[Start Data provided]

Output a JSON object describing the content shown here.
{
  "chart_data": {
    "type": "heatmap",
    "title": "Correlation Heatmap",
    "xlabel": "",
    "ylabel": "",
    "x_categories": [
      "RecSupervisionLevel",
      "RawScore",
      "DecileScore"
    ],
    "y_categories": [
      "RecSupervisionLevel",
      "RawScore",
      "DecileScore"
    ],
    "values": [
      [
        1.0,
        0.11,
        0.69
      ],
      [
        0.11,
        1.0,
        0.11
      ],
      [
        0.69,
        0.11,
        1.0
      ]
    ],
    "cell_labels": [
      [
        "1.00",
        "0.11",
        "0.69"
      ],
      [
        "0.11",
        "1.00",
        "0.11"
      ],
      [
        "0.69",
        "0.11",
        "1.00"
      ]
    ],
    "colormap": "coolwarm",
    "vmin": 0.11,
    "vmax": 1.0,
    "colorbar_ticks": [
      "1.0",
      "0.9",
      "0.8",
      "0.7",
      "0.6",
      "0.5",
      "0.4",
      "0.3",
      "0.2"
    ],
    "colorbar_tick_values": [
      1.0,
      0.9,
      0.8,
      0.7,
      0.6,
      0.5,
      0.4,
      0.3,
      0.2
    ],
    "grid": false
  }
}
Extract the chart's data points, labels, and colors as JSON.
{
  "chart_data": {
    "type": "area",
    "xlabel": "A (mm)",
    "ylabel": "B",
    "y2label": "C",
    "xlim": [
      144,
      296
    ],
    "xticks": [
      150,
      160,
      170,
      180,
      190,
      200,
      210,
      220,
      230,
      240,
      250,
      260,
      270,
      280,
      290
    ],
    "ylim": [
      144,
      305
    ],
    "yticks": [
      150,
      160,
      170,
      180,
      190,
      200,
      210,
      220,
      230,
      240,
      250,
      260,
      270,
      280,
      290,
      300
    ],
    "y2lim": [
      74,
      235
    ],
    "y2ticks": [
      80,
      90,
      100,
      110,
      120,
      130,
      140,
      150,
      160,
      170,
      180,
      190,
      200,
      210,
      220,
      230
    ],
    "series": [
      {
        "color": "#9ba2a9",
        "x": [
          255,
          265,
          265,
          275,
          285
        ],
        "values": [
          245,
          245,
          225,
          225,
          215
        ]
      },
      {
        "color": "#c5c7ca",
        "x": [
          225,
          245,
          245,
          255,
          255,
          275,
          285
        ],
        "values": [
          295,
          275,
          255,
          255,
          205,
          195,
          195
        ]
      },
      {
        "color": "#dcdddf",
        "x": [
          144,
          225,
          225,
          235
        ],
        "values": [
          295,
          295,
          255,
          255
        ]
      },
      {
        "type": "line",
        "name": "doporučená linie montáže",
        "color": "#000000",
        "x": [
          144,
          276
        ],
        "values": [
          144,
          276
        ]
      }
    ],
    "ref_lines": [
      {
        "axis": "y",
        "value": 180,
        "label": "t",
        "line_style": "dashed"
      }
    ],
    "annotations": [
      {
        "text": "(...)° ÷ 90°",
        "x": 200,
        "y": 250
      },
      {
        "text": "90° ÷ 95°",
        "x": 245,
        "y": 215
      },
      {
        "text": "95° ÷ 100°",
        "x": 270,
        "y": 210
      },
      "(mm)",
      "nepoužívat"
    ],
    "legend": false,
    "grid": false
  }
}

[End Data provided]

From the records above, extract every entry exactly as given.

Output a JSON object describing the content shown here.
{
  "chart_data": {
    "type": "heatmap",
    "title": "Correlation Heatmap",
    "xlabel": "",
    "ylabel": "",
    "x_categories": [
      "RecSupervisionLevel",
      "RawScore",
      "DecileScore"
    ],
    "y_categories": [
      "RecSupervisionLevel",
      "RawScore",
      "DecileScore"
    ],
    "values": [
      [
        1.0,
        0.11,
        0.69
      ],
      [
        0.11,
        1.0,
        0.11
      ],
      [
        0.69,
        0.11,
        1.0
      ]
    ],
    "cell_labels": [
      [
        "1.00",
        "0.11",
        "0.69"
      ],
      [
        "0.11",
        "1.00",
        "0.11"
      ],
      [
        "0.69",
        "0.11",
        "1.00"
      ]
    ],
    "colormap": "coolwarm",
    "vmin": 0.11,
    "vmax": 1.0,
    "colorbar_ticks": [
      "1.0",
      "0.9",
      "0.8",
      "0.7",
      "0.6",
      "0.5",
      "0.4",
      "0.3",
      "0.2"
    ],
    "colorbar_tick_values": [
      1.0,
      0.9,
      0.8,
      0.7,
      0.6,
      0.5,
      0.4,
      0.3,
      0.2
    ],
    "grid": false
  }
}
Extract the chart's data points, labels, and colors as JSON.
{
  "chart_data": {
    "type": "area",
    "xlabel": "A (mm)",
    "ylabel": "B",
    "y2label": "C",
    "xlim": [
      144,
      296
    ],
    "xticks": [
      150,
      160,
      170,
      180,
      190,
      200,
      210,
      220,
      230,
      240,
      250,
      260,
      270,
      280,
      290
    ],
    "ylim": [
      144,
      305
    ],
    "yticks": [
      150,
      160,
      170,
      180,
      190,
      200,
      210,
      220,
      230,
      240,
      250,
      260,
      270,
      280,
      290,
      300
    ],
    "y2lim": [
      74,
      235
    ],
    "y2ticks": [
      80,
      90,
      100,
      110,
      120,
      130,
      140,
      150,
      160,
      170,
      180,
      190,
      200,
      210,
      220,
      230
    ],
    "series": [
      {
        "color": "#9ba2a9",
        "x": [
          255,
          265,
          265,
          275,
          285
        ],
        "values": [
          245,
          245,
          225,
          225,
          215
        ]
      },
      {
        "color": "#c5c7ca",
        "x": [
          225,
          245,
          245,
          255,
          255,
          275,
          285
        ],
        "values": [
          295,
          275,
          255,
          255,
          205,
          195,
          195
        ]
      },
      {
        "color": "#dcdddf",
        "x": [
          144,
          225,
          225,
          235
        ],
        "values": [
          295,
          295,
          255,
          255
        ]
      },
      {
        "type": "line",
        "name": "doporučená linie montáže",
        "color": "#000000",
        "x": [
          144,
          276
        ],
        "values": [
          144,
          276
        ]
      }
    ],
    "ref_lines": [
      {
        "axis": "y",
        "value": 180,
        "label": "t",
        "line_style": "dashed"
      }
    ],
    "annotations": [
      {
        "text": "(...)° ÷ 90°",
        "x": 200,
        "y": 250
      },
      {
        "text": "90° ÷ 95°",
        "x": 245,
        "y": 215
      },
      {
        "text": "95° ÷ 100°",
        "x": 270,
        "y": 210
      },
      "(mm)",
      "nepoužívat"
    ],
    "legend": false,
    "grid": false
  }
}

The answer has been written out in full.